(Entries from a dataset)
-- START --

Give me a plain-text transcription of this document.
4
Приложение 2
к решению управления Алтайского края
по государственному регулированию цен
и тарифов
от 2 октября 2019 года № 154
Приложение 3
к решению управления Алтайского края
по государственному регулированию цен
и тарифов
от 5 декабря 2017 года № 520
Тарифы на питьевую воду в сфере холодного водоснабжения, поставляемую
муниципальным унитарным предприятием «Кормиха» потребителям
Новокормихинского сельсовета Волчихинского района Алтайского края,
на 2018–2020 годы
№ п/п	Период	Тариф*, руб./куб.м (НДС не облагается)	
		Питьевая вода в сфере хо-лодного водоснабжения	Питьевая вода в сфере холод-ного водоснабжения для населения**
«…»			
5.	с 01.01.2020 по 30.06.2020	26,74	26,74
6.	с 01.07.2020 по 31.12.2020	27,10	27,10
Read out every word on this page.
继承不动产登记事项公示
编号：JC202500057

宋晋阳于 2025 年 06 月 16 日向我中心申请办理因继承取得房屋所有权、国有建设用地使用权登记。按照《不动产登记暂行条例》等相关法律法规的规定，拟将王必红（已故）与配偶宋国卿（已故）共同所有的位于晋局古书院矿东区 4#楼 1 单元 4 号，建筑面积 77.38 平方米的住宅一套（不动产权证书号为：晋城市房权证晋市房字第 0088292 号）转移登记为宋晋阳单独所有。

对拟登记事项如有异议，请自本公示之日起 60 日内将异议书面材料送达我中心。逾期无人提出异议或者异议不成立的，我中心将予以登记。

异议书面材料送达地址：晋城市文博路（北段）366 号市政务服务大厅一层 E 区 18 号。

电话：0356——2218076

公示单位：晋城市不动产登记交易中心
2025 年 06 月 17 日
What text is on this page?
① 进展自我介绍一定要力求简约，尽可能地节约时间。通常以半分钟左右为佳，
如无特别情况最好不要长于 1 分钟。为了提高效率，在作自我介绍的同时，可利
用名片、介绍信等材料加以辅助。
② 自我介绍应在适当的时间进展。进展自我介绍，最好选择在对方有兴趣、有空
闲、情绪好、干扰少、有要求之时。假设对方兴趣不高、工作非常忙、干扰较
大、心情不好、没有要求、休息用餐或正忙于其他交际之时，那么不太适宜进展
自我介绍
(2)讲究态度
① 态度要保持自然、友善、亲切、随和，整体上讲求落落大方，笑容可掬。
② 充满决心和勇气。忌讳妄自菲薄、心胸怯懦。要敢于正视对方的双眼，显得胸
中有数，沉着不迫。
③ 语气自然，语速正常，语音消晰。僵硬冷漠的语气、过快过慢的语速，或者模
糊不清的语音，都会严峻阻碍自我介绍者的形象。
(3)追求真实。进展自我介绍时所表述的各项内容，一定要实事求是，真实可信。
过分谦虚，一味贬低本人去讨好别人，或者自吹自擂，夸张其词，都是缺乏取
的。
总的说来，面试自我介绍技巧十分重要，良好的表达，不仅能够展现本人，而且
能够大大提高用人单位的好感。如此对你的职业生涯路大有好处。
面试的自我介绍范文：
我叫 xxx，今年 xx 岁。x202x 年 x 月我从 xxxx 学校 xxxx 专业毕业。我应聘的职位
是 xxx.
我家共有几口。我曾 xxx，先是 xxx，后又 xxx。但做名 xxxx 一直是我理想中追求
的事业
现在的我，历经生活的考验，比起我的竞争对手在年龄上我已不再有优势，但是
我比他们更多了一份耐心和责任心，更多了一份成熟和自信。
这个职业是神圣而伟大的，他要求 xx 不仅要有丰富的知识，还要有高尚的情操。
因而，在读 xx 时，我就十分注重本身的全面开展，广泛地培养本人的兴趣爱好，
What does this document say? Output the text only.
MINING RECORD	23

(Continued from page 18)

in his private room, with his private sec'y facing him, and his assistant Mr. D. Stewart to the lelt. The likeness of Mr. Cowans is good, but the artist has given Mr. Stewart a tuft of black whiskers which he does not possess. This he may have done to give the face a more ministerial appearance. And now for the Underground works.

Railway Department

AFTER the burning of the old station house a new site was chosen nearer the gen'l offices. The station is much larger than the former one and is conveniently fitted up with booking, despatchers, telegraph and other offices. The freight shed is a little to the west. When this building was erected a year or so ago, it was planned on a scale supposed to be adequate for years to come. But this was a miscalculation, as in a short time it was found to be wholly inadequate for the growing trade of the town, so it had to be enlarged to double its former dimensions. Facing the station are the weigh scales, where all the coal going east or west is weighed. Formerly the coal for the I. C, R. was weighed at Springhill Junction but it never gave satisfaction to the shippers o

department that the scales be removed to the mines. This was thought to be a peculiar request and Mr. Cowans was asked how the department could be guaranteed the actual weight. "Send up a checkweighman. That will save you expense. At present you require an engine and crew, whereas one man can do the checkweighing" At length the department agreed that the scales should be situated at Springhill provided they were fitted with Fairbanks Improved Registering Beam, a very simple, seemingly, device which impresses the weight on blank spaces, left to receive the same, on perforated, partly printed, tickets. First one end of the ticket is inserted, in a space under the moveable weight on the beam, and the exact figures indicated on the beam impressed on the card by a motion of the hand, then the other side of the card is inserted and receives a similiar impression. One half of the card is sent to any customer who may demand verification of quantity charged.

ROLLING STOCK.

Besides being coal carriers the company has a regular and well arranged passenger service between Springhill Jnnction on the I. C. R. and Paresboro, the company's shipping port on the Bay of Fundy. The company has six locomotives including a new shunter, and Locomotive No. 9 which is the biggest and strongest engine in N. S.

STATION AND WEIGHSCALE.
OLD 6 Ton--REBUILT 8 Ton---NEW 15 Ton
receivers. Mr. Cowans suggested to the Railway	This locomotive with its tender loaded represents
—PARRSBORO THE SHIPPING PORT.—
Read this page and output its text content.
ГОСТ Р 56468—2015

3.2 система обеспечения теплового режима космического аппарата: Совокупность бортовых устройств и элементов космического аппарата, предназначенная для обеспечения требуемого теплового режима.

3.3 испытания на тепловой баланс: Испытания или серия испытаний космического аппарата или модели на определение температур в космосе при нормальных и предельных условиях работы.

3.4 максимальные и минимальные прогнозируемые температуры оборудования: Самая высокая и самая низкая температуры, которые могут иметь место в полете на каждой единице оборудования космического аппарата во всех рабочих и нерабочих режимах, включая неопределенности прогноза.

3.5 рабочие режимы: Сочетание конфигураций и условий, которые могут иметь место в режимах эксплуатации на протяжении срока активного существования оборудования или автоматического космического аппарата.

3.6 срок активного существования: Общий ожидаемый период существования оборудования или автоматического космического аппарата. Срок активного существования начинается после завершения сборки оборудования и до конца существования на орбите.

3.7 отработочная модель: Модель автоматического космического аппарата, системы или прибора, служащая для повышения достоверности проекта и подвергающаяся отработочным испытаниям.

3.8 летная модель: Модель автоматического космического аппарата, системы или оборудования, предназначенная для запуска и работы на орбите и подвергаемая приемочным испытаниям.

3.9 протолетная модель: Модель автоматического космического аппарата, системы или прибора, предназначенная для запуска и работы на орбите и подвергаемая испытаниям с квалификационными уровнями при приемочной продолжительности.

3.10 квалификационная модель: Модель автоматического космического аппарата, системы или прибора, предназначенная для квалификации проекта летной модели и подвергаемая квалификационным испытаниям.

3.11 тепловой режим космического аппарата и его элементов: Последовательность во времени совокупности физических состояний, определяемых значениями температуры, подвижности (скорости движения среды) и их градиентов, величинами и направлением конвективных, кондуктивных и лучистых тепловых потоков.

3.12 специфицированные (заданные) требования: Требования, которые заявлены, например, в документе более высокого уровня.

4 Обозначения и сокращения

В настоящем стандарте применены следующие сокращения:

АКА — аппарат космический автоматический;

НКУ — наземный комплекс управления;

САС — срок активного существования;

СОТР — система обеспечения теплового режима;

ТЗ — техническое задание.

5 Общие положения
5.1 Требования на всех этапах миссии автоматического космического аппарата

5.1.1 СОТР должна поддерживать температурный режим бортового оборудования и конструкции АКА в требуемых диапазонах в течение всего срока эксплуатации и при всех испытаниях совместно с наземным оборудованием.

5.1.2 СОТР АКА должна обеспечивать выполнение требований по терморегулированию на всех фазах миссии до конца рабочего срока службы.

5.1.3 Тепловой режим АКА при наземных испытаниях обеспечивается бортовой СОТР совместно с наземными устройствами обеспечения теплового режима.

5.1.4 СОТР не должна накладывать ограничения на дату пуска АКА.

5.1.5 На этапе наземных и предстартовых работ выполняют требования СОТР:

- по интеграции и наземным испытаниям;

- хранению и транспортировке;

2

-- END --

Short problem:
Extract every line that has the string "сокращения" in it.

Completed exercise:
4 Обозначения и сокращения
В настоящем стандарте применены следующие сокращения:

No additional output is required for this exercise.